**GOAL**
Check each line of the entries below for the string "face" and state how many lines have it, with no other text.

[Data entries]
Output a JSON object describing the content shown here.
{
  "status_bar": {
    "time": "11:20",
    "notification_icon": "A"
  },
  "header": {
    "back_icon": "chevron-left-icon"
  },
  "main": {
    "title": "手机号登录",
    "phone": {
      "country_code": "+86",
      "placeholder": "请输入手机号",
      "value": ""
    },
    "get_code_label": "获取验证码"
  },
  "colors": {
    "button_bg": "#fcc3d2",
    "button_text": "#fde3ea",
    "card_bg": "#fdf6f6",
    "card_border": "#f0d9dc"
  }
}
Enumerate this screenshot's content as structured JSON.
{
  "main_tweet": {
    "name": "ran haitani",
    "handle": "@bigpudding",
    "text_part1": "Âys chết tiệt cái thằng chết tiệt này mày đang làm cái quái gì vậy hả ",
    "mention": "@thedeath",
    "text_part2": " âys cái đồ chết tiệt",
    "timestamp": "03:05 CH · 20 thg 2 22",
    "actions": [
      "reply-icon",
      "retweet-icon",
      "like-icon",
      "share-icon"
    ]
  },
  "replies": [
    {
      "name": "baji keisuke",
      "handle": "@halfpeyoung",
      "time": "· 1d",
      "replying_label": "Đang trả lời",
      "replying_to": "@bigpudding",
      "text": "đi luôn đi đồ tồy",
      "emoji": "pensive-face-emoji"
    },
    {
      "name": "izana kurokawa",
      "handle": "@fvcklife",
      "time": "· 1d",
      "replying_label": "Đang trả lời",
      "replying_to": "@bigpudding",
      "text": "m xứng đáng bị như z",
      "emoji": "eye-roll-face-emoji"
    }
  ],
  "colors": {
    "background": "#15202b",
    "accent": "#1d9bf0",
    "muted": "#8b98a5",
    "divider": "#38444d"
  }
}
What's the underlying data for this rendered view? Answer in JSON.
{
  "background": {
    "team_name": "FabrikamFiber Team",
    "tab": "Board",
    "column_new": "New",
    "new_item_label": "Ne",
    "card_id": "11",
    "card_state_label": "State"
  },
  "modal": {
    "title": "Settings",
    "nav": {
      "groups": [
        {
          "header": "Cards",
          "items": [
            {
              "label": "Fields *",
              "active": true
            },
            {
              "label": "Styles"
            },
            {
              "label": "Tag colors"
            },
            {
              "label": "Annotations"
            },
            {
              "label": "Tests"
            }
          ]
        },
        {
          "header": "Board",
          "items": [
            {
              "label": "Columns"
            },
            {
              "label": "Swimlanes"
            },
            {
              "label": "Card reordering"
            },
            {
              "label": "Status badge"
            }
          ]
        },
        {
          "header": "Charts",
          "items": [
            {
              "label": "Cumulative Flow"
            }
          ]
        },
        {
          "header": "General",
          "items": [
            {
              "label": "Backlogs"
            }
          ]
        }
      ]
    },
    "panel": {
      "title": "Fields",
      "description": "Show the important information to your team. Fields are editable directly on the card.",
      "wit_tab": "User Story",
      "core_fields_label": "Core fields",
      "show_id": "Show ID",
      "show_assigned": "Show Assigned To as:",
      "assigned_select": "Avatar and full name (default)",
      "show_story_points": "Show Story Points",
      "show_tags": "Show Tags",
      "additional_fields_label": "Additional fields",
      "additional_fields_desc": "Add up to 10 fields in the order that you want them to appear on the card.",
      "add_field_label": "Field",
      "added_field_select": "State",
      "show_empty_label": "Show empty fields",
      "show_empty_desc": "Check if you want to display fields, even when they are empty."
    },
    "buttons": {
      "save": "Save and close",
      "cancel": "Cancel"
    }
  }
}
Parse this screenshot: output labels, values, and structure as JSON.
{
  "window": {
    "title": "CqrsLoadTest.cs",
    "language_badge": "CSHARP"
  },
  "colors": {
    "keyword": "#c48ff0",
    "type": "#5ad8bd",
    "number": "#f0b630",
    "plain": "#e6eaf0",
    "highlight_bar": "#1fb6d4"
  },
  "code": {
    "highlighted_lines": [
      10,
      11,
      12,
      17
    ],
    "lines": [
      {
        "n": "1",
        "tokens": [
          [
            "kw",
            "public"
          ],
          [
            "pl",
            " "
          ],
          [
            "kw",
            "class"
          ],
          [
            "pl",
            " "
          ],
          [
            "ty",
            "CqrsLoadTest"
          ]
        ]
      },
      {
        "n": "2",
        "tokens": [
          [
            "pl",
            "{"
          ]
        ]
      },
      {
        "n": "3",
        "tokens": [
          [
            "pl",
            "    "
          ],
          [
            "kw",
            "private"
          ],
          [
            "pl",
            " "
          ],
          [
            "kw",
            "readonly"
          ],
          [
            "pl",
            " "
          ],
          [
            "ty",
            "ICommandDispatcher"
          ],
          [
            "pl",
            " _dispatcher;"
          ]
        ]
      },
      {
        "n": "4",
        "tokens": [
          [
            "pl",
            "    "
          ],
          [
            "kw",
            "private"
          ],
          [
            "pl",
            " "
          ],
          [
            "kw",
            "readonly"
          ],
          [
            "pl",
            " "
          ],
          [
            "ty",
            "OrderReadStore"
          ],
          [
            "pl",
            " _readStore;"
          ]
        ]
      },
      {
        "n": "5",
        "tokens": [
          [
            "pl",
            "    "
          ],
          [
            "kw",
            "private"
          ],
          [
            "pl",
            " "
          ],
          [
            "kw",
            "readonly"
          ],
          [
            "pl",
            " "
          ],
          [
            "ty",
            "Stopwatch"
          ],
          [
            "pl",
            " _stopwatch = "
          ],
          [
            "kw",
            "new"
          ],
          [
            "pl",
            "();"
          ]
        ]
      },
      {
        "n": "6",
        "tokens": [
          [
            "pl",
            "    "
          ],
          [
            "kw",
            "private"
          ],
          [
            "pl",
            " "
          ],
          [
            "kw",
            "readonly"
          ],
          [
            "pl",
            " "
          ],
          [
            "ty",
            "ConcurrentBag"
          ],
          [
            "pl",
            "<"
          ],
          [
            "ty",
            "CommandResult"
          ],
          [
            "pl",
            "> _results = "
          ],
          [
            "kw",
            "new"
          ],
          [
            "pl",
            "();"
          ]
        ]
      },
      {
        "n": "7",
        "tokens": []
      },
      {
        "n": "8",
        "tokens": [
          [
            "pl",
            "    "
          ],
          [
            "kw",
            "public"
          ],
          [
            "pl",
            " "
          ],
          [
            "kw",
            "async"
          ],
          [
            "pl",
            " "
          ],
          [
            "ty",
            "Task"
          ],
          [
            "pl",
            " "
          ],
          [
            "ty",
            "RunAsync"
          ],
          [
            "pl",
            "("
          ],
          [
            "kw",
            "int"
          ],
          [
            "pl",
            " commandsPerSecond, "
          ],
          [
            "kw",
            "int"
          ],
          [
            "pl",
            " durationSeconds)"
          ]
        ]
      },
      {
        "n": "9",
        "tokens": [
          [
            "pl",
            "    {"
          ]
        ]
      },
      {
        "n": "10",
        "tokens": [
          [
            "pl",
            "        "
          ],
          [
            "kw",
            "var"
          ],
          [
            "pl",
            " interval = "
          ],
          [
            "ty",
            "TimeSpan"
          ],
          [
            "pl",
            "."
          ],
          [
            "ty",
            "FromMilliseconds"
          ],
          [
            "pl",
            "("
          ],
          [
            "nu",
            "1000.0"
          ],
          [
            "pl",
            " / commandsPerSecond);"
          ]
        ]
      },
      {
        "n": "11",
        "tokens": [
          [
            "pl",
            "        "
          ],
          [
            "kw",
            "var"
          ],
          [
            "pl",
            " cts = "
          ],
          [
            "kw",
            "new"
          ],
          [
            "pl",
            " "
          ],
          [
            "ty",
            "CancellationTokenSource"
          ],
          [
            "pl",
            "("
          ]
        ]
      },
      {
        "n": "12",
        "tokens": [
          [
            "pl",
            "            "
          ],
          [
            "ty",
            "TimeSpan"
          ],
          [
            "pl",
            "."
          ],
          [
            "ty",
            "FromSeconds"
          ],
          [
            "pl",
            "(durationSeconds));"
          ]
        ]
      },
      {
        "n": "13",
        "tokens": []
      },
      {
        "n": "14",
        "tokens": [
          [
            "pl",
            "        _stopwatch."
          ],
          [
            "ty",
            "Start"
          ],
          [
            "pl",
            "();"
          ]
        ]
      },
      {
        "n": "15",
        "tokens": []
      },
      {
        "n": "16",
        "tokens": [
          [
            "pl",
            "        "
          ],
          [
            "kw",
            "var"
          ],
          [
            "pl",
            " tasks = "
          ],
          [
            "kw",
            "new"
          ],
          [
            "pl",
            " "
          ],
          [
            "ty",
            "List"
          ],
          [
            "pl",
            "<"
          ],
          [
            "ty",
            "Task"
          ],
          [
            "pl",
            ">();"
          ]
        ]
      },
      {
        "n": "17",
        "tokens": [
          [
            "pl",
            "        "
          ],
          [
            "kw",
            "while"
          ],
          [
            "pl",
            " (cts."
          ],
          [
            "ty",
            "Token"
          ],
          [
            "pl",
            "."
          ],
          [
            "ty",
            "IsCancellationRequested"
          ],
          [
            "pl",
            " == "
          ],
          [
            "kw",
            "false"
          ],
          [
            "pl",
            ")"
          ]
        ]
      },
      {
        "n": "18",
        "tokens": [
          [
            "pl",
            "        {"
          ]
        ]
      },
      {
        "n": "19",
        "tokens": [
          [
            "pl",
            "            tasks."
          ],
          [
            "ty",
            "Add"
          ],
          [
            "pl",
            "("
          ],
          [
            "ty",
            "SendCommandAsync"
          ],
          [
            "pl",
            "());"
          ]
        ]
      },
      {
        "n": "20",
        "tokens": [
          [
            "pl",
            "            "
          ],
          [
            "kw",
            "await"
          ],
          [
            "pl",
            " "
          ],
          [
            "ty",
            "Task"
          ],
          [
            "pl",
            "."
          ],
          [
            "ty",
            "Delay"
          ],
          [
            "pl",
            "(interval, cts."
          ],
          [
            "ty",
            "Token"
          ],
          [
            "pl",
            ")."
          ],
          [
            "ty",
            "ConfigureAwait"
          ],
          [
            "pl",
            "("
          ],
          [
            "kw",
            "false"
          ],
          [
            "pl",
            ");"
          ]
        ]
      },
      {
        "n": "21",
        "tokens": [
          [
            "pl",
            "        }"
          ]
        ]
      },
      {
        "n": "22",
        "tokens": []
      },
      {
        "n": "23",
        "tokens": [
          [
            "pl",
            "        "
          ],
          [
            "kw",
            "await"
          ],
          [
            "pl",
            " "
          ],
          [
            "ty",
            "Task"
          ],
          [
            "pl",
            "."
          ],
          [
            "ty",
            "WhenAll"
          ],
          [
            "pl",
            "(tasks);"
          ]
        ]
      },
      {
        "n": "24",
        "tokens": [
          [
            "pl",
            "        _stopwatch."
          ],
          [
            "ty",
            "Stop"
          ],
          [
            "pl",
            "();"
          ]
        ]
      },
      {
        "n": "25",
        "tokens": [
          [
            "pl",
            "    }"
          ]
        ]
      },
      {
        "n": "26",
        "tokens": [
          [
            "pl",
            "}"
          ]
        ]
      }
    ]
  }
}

**RESPONSE TO THE EXERCISE**
2